**THE REQUEST:**
Continue the post arguing that firmware blobs should ship with the kernel, starting right after its final sentence.

No. I still think the right answer is to keep them in a versioned
directory and I'm keeping this patch applied to the SUSE kernel trees.
Udev in the next release understands where to look. It's just clear that
there's some disagreement if that's the right answer for everyone. My
opinion is that if the firmware blobs are built with and shipped with
the kernel, then they're already associated with a particular kernel
version as a dependency the same way we'd treat module dependencies.

It's silly to willfully complicate the situation beyond just including
the firmware blobs with the kernel. Even though it sounds a lot simpler
to just say, "keep a separate firmware package," the reality is that it
creates more work for everyone, developers, users, and packagers alike.
I recently updated the kernel on my notebook to a 2.6.27-rc, only to
find out that the firmware blob that I already had installed was out of
date and the driver was useless without it. This is an example of an
externally-maintained firmware blob, but creating a separate package out
of firmware blobs essentially makes all of them externally maintained
and forces in-kernel developers to jump through the same hoops that
third-party driver maintainers must.

**MATERIAL SHOWN:**
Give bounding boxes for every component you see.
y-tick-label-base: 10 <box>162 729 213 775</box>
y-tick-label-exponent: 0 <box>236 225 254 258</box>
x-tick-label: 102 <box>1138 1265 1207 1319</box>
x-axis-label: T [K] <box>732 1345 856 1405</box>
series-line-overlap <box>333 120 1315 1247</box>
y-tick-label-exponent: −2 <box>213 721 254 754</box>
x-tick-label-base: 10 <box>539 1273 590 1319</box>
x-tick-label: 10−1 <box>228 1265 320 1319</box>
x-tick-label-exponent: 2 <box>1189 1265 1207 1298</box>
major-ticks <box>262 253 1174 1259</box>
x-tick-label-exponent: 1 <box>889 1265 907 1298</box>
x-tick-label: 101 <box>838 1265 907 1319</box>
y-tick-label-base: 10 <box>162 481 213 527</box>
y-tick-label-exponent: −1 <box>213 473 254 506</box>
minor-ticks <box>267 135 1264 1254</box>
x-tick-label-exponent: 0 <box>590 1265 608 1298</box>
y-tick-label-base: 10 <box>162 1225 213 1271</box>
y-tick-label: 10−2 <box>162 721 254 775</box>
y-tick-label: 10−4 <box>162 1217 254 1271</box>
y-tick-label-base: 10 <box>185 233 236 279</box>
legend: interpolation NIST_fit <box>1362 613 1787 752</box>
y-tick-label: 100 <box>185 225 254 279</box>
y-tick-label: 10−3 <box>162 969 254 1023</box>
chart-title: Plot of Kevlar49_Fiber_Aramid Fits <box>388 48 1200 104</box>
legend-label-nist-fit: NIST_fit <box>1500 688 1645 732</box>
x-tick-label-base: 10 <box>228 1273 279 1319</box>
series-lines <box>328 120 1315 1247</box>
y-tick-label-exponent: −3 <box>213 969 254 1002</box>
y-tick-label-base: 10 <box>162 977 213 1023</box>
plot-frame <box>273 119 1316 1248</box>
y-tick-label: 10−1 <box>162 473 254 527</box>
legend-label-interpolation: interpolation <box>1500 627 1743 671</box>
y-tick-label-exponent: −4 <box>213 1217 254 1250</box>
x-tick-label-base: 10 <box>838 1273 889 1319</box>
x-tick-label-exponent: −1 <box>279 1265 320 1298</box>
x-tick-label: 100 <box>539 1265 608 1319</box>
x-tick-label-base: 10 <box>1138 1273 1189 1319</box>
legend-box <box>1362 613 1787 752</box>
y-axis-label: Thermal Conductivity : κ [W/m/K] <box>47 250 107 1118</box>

**RESPONSE:**
Packagers will need to keep track of every firmware version associated
with every kernel, since users may want to install multiple kernel
versions. This is the entire point of the thread, and it assumes that
the user installing the kernel is even using a packaged kernel. If
they've just built their own and have done a make modules_install ; make
install, then they're out of luck.

Driver maintainers need to worry about remembering to up the version
every time the firmware blob changes. If the blobs are always kept with
the associated kernel version, then it's fire and forget, the same way
internal API changes are.

Putting them in their own directory just makes it obvious and easy for
everyone. The issue is that firmware.sh isn't looking there right now.
Perhaps making optional symlinks is the answer.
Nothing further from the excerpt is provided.